» AIM OF THE EXERCISE
Read through the entries below and return each line with the word "style".

··· PROVIDED RECORDS ···

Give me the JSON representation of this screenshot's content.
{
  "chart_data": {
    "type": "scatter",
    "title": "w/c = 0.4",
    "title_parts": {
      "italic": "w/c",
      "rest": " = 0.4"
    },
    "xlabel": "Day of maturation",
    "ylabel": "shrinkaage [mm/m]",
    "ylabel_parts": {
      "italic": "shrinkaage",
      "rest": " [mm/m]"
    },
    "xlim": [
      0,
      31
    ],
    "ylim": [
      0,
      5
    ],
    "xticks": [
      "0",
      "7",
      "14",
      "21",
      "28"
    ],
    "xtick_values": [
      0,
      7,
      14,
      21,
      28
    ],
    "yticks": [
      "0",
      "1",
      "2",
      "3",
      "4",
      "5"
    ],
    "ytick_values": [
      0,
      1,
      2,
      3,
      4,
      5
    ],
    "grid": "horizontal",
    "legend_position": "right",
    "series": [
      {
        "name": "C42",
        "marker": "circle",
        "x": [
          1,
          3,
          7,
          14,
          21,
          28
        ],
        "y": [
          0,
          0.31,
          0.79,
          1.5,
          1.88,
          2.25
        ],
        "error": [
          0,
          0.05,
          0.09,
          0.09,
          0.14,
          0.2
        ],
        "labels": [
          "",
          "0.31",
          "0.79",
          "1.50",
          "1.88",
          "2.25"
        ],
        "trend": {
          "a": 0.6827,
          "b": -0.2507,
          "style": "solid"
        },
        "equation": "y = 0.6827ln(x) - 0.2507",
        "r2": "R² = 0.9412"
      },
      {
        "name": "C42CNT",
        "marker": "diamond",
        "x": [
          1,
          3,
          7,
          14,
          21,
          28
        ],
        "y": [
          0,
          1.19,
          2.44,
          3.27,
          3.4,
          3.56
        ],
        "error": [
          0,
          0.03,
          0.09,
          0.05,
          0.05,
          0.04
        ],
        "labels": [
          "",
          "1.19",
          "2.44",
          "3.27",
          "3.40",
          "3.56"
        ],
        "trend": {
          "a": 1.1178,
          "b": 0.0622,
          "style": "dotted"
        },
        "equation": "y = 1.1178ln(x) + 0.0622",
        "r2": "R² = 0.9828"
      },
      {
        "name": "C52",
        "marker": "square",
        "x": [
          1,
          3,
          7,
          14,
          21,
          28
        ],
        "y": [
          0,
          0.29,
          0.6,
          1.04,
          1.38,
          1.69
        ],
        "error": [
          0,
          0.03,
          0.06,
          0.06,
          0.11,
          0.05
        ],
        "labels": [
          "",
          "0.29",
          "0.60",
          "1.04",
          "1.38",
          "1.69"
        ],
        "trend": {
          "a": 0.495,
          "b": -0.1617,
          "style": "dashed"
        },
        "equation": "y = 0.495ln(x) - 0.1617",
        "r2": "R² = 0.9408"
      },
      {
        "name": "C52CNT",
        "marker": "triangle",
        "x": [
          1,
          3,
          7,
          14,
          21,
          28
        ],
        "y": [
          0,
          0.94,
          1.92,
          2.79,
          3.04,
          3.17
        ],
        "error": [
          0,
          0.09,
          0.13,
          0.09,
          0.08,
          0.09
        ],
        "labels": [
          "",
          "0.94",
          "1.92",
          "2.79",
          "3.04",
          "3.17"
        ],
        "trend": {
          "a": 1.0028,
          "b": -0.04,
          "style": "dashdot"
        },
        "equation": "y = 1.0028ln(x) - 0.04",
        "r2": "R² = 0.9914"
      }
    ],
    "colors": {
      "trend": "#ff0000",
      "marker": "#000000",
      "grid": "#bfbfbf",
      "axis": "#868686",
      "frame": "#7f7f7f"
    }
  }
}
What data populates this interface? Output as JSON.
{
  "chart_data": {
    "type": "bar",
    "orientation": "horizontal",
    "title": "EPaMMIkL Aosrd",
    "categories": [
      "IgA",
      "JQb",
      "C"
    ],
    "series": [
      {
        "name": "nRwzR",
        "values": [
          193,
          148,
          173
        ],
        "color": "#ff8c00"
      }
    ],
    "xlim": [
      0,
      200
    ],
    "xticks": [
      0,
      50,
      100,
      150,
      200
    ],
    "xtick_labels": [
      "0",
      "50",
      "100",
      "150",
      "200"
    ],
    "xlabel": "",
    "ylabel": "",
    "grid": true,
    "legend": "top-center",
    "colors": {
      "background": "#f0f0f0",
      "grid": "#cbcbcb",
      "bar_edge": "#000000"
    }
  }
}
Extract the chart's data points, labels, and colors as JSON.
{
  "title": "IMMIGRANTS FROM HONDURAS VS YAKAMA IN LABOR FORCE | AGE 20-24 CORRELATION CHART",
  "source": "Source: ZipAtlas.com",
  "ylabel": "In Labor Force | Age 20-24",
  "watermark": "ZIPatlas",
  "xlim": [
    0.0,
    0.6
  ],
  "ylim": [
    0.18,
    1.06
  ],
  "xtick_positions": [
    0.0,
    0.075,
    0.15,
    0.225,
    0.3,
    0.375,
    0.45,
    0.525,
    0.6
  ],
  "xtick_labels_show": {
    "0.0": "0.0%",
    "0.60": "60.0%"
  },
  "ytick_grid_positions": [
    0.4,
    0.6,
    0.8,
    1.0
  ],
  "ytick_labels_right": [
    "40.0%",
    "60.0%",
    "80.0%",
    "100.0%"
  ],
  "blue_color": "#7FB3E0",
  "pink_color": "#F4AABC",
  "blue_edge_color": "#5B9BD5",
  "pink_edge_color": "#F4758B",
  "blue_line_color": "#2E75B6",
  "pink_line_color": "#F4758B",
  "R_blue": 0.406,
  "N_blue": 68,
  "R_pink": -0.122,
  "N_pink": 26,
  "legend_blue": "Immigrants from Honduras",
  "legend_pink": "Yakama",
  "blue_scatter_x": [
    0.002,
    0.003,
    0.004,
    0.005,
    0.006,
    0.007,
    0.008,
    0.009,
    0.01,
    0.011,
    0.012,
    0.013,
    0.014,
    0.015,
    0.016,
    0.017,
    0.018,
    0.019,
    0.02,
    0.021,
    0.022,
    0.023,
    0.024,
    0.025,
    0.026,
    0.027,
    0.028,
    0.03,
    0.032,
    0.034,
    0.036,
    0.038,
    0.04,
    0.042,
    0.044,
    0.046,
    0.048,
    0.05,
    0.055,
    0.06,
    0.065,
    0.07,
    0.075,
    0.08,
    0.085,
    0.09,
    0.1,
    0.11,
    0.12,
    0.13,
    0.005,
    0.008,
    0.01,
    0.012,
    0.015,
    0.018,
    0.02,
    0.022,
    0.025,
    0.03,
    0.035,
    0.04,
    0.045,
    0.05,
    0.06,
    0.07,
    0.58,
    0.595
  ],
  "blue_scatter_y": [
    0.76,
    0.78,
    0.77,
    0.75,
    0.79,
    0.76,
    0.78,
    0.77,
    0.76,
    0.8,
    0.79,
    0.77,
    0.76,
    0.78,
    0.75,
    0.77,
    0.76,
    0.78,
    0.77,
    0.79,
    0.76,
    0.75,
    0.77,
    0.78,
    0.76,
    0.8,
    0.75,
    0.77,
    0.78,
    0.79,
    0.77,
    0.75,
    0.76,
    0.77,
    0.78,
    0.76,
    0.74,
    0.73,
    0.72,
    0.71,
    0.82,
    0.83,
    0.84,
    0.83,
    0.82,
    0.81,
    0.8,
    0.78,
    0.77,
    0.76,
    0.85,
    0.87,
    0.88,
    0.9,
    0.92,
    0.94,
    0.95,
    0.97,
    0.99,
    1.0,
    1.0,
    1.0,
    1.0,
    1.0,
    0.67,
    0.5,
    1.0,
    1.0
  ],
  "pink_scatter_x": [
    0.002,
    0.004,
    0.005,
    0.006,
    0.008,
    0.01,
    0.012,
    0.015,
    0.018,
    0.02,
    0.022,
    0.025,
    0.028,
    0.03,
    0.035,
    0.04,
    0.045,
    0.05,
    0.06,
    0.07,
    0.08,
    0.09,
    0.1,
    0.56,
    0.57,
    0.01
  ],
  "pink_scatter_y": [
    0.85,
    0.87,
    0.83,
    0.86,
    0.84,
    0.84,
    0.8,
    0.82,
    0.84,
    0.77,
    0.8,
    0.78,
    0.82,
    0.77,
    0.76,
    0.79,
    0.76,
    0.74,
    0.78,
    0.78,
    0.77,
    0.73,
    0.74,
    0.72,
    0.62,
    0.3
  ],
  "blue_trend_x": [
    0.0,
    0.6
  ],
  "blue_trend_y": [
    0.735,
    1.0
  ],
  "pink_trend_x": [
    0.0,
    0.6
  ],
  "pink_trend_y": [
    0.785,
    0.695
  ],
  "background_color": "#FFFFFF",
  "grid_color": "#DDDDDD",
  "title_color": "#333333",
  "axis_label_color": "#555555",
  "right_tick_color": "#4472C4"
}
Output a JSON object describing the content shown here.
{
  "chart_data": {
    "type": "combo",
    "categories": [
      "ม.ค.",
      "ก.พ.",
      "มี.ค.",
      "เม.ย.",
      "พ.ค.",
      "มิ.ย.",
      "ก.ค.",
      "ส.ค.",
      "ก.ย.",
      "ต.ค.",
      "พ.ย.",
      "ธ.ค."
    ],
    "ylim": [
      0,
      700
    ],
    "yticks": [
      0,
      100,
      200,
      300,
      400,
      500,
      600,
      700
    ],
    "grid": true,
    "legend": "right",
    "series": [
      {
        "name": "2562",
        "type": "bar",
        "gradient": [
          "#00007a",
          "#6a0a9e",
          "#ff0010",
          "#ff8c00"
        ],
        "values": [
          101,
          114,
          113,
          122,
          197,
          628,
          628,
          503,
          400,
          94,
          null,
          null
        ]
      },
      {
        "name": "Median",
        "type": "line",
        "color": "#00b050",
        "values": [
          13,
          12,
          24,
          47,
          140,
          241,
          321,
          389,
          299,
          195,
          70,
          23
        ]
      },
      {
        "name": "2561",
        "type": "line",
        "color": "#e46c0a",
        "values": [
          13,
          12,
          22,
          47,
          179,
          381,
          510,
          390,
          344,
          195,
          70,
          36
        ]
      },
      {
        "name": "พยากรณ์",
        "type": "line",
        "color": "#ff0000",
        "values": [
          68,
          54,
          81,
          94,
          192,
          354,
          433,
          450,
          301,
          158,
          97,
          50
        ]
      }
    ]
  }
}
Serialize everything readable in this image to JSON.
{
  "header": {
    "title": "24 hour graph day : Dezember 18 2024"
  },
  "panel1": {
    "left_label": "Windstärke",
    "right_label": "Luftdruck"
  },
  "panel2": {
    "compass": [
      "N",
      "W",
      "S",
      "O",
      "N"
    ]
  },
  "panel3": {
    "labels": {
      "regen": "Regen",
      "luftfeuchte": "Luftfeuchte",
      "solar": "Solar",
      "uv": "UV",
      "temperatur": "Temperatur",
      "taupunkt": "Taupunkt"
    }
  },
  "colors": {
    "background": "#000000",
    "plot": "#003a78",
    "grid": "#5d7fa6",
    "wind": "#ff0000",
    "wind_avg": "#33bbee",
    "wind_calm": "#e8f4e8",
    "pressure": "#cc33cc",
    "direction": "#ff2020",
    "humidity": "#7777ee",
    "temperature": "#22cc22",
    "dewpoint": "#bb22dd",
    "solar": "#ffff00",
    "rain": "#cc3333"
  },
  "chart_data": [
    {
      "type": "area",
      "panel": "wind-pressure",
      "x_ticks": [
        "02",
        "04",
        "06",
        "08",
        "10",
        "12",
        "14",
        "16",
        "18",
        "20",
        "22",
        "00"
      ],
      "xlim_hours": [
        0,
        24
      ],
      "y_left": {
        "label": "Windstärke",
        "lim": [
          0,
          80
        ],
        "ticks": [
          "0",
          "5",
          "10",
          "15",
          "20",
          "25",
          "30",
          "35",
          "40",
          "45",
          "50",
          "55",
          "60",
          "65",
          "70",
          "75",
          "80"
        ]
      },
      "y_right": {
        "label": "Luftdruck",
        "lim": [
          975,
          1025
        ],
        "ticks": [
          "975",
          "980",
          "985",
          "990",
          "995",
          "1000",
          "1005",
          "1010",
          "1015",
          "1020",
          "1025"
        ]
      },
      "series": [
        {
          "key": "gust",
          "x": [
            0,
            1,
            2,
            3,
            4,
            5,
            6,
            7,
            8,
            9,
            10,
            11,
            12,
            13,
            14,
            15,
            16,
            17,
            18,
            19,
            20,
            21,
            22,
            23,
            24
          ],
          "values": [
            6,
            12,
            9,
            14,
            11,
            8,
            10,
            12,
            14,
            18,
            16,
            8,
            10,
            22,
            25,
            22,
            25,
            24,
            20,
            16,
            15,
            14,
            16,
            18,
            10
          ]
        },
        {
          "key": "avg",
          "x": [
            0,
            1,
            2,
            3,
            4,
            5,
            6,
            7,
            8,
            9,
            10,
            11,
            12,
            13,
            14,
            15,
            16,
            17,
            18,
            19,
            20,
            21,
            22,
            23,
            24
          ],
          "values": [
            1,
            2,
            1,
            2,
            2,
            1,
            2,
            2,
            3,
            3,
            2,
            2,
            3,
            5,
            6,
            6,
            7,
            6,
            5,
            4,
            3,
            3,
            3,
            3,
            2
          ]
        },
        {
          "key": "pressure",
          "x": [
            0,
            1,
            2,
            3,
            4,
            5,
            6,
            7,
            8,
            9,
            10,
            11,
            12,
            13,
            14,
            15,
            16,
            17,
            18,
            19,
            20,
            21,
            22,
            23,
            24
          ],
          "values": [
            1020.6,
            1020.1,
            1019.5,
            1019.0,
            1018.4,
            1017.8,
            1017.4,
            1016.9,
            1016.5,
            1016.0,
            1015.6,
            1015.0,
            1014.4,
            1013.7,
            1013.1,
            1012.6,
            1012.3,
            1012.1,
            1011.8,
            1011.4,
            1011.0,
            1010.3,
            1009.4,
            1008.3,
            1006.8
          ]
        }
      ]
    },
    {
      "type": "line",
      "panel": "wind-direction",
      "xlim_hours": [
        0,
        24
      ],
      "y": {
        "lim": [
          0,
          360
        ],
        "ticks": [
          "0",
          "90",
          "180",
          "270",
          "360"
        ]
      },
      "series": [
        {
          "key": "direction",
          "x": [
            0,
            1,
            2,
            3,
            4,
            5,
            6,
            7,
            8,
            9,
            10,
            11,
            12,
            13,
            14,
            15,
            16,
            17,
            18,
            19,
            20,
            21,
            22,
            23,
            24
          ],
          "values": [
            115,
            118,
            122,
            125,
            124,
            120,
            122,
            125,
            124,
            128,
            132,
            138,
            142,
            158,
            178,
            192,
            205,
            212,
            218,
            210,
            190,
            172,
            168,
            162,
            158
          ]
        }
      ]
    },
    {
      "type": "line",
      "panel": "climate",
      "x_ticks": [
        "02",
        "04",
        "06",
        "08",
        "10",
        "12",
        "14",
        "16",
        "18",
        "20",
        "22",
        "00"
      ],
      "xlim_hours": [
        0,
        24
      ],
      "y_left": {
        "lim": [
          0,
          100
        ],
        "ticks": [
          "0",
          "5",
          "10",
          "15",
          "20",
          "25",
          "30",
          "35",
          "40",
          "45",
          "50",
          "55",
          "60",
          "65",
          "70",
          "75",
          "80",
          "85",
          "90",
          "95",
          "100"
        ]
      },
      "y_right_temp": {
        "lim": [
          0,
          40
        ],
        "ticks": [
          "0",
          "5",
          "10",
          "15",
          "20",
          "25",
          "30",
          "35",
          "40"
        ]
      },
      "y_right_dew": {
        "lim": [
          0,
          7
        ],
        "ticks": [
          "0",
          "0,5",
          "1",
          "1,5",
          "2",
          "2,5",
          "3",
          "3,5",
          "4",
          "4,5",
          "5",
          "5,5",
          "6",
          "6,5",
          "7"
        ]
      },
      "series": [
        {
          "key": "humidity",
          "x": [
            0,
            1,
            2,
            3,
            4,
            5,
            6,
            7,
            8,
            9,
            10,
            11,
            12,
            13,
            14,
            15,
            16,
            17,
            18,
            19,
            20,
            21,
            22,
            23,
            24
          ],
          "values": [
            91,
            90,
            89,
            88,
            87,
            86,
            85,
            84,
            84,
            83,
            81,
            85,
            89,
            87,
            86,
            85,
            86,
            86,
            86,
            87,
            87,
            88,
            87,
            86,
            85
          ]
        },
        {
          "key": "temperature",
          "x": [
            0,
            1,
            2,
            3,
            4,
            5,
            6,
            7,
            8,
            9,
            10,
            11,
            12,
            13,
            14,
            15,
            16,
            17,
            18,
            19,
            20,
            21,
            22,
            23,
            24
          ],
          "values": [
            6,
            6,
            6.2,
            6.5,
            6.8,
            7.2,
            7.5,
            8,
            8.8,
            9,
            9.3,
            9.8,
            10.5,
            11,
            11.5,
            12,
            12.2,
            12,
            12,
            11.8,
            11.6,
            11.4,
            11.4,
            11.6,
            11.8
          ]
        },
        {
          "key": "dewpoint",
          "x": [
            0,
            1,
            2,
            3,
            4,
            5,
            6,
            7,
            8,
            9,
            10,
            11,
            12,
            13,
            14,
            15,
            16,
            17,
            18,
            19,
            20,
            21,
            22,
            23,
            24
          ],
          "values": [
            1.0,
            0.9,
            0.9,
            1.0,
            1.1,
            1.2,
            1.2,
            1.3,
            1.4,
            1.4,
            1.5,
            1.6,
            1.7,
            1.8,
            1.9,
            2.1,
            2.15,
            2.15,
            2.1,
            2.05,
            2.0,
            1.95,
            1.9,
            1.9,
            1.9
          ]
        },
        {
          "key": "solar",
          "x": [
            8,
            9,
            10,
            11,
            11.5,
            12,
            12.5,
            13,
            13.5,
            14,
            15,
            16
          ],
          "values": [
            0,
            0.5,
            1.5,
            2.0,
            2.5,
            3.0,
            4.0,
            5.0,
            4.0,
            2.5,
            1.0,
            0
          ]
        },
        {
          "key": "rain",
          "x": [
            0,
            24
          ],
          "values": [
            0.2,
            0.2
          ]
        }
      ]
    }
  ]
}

···

» FINISHED ANSWER
          "style": "solid"
          "style": "dotted"
          "style": "dashed"
          "style": "dashdot"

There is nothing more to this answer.